Direction:
Please print the full listing exactly.

(Extracted data entries)
+ + + + +

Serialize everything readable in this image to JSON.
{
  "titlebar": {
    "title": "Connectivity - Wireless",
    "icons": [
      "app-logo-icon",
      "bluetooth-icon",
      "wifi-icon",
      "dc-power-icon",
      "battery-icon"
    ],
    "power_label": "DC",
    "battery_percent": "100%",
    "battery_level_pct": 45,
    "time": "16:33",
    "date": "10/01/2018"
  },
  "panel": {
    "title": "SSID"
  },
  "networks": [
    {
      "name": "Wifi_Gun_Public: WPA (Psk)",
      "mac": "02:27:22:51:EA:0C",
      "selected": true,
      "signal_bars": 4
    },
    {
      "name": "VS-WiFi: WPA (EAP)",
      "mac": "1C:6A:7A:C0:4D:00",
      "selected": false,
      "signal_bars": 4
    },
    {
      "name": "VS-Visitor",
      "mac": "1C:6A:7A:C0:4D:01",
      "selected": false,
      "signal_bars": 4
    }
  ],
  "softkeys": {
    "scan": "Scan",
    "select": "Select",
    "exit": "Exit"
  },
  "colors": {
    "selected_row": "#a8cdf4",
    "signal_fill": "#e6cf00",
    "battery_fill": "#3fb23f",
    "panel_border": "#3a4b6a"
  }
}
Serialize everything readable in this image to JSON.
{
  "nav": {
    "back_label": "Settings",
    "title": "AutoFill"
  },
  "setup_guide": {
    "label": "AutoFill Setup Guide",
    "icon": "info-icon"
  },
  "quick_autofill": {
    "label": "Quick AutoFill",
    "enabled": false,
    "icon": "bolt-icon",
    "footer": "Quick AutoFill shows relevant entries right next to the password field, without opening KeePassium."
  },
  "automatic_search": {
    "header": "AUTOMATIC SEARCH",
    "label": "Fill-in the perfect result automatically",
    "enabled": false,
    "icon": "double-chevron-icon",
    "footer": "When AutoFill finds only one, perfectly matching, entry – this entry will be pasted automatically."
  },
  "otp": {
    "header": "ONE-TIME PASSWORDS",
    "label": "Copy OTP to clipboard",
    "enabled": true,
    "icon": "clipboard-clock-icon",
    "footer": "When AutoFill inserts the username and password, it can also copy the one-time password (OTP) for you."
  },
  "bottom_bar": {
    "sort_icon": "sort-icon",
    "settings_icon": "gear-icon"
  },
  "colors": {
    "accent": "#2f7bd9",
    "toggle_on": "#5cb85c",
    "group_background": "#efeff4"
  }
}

+ + + + +

Written solution:
Serialize everything readable in this image to JSON.
{
  "titlebar": {
    "title": "Connectivity - Wireless",
    "icons": [
      "app-logo-icon",
      "bluetooth-icon",
      "wifi-icon",
      "dc-power-icon",
      "battery-icon"
    ],
    "power_label": "DC",
    "battery_percent": "100%",
    "battery_level_pct": 45,
    "time": "16:33",
    "date": "10/01/2018"
  },
  "panel": {
    "title": "SSID"
  },
  "networks": [
    {
      "name": "Wifi_Gun_Public: WPA (Psk)",
      "mac": "02:27:22:51:EA:0C",
      "selected": true,
      "signal_bars": 4
    },
    {
      "name": "VS-WiFi: WPA (EAP)",
      "mac": "1C:6A:7A:C0:4D:00",
      "selected": false,
      "signal_bars": 4
    },
    {
      "name": "VS-Visitor",
      "mac": "1C:6A:7A:C0:4D:01",
      "selected": false,
      "signal_bars": 4
    }
  ],
  "softkeys": {
    "scan": "Scan",
    "select": "Select",
    "exit": "Exit"
  },
  "colors": {
    "selected_row": "#a8cdf4",
    "signal_fill": "#e6cf00",
    "battery_fill": "#3fb23f",
    "panel_border": "#3a4b6a"
  }
}
Serialize everything readable in this image to JSON.
{
  "nav": {
    "back_label": "Settings",
    "title": "AutoFill"
  },
  "setup_guide": {
    "label": "AutoFill Setup Guide",
    "icon": "info-icon"
  },
  "quick_autofill": {
    "label": "Quick AutoFill",
    "enabled": false,
    "icon": "bolt-icon",
    "footer": "Quick AutoFill shows relevant entries right next to the password field, without opening KeePassium."
  },
  "automatic_search": {
    "header": "AUTOMATIC SEARCH",
    "label": "Fill-in the perfect result automatically",
    "enabled": false,
    "icon": "double-chevron-icon",
    "footer": "When AutoFill finds only one, perfectly matching, entry – this entry will be pasted automatically."
  },
  "otp": {
    "header": "ONE-TIME PASSWORDS",
    "label": "Copy OTP to clipboard",
    "enabled": true,
    "icon": "clipboard-clock-icon",
    "footer": "When AutoFill inserts the username and password, it can also copy the one-time password (OTP) for you."
  },
  "bottom_bar": {
    "sort_icon": "sort-icon",
    "settings_icon": "gear-icon"
  },
  "colors": {
    "accent": "#2f7bd9",
    "toggle_on": "#5cb85c",
    "group_background": "#efeff4"
  }
}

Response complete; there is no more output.